PROMPT -> Find each line with "relative" and copy it.

EXTRACTED RECORDS ->
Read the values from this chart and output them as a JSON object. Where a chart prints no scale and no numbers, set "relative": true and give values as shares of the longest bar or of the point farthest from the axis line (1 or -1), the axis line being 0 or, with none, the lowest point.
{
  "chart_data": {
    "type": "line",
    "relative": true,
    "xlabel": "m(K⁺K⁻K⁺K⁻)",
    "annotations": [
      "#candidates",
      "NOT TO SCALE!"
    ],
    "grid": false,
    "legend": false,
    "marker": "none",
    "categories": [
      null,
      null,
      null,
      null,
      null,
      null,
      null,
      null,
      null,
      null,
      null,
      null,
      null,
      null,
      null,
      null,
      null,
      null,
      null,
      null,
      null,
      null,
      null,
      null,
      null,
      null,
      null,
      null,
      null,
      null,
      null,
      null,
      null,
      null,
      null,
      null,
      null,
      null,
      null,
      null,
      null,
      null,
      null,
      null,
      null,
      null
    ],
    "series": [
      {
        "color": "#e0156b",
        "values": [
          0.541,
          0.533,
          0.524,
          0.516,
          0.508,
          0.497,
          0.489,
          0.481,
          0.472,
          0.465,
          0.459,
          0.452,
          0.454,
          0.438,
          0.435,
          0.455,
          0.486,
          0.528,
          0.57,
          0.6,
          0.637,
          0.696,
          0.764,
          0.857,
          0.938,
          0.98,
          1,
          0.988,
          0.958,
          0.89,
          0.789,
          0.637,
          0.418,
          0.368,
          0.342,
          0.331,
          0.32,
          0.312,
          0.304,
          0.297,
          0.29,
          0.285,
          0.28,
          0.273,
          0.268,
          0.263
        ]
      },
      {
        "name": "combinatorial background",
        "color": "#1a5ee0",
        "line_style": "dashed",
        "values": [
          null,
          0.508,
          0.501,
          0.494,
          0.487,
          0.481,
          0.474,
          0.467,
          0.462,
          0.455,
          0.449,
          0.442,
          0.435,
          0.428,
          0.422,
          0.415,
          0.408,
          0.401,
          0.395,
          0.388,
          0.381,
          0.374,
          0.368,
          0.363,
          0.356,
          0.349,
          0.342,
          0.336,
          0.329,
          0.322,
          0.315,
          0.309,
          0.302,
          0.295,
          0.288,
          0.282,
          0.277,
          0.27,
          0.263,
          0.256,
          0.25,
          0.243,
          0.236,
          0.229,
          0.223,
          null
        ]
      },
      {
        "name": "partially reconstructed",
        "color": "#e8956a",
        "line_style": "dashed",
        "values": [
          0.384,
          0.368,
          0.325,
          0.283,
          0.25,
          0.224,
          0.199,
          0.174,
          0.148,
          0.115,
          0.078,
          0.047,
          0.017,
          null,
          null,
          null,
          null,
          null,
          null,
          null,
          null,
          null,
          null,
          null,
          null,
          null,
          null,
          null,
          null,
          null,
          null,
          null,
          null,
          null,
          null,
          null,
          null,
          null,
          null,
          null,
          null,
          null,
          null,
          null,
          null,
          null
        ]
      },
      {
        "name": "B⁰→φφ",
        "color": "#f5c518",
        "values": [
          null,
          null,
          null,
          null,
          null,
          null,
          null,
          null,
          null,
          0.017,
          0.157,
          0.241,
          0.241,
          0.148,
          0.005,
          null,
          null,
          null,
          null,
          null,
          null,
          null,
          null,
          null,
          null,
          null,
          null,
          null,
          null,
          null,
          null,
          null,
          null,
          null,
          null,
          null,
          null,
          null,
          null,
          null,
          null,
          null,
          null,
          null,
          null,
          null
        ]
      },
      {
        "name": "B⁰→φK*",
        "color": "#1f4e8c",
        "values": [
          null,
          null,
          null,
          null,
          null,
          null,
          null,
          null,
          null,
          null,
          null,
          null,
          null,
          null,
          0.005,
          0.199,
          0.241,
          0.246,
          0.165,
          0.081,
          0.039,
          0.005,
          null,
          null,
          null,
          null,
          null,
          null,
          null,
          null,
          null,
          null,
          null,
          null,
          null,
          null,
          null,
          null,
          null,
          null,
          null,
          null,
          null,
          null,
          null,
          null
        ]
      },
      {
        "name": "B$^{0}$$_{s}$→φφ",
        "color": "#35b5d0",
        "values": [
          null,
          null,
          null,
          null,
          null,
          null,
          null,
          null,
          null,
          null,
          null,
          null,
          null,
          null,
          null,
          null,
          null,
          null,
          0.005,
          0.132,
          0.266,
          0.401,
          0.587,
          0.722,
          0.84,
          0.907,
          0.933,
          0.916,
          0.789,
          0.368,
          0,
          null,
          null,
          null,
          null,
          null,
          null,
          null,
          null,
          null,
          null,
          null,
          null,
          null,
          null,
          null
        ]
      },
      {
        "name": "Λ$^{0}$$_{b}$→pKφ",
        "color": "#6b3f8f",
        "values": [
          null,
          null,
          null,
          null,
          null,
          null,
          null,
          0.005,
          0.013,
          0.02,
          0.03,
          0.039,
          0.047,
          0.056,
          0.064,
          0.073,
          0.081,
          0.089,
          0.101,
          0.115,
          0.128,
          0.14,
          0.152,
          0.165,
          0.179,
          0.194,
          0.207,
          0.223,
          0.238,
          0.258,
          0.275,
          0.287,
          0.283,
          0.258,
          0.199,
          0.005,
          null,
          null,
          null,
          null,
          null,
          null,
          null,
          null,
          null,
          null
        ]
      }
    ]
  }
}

FULL SOLUTION ->
Read the values from this chart and output them as a JSON object. Where a chart prints no scale and no numbers, set "relative": true and give values as shares of the longest bar or of the point farthest from the axis line (1 or -1), the axis line being 0 or, with none, the lowest point.
    "relative": true,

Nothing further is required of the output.